- Given request:
Every line of the records below should be restated exactly.

>> start Data records

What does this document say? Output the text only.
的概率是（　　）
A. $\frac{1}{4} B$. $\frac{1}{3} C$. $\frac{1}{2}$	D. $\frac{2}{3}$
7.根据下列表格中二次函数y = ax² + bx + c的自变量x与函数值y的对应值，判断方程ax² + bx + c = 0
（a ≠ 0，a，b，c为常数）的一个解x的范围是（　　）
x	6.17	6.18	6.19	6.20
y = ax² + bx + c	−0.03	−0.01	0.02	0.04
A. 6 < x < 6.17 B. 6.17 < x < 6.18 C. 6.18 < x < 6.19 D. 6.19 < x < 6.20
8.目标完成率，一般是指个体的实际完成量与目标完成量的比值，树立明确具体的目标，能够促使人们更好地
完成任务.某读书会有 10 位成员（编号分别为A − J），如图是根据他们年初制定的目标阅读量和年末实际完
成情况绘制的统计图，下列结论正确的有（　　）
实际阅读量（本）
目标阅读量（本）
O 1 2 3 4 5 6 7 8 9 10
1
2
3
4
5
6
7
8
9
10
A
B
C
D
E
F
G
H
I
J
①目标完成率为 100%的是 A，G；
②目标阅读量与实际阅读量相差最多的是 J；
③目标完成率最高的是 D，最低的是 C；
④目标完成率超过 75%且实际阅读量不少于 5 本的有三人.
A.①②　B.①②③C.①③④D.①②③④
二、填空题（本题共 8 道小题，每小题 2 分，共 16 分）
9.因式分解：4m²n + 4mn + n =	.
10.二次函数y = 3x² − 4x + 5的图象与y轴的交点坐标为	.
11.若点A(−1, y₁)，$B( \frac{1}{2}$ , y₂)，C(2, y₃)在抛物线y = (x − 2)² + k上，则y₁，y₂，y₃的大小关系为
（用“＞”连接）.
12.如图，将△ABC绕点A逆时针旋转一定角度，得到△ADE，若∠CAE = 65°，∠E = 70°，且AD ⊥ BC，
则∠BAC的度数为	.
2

>> end Data records

- Task result:
What does this document say? Output the text only.
的概率是（　　）
A. $\frac{1}{4} B$. $\frac{1}{3} C$. $\frac{1}{2}$	D. $\frac{2}{3}$
7.根据下列表格中二次函数y = ax² + bx + c的自变量x与函数值y的对应值，判断方程ax² + bx + c = 0
（a ≠ 0，a，b，c为常数）的一个解x的范围是（　　）
x	6.17	6.18	6.19	6.20
y = ax² + bx + c	−0.03	−0.01	0.02	0.04
A. 6 < x < 6.17 B. 6.17 < x < 6.18 C. 6.18 < x < 6.19 D. 6.19 < x < 6.20
8.目标完成率，一般是指个体的实际完成量与目标完成量的比值，树立明确具体的目标，能够促使人们更好地
完成任务.某读书会有 10 位成员（编号分别为A − J），如图是根据他们年初制定的目标阅读量和年末实际完
成情况绘制的统计图，下列结论正确的有（　　）
实际阅读量（本）
目标阅读量（本）
O 1 2 3 4 5 6 7 8 9 10
1
2
3
4
5
6
7
8
9
10
A
B
C
D
E
F
G
H
I
J
①目标完成率为 100%的是 A，G；
②目标阅读量与实际阅读量相差最多的是 J；
③目标完成率最高的是 D，最低的是 C；
④目标完成率超过 75%且实际阅读量不少于 5 本的有三人.
A.①②　B.①②③C.①③④D.①②③④
二、填空题（本题共 8 道小题，每小题 2 分，共 16 分）
9.因式分解：4m²n + 4mn + n =	.
10.二次函数y = 3x² − 4x + 5的图象与y轴的交点坐标为	.
11.若点A(−1, y₁)，$B( \frac{1}{2}$ , y₂)，C(2, y₃)在抛物线y = (x − 2)² + k上，则y₁，y₂，y₃的大小关系为
（用“＞”连接）.
12.如图，将△ABC绕点A逆时针旋转一定角度，得到△ADE，若∠CAE = 65°，∠E = 70°，且AD ⊥ BC，
则∠BAC的度数为	.
2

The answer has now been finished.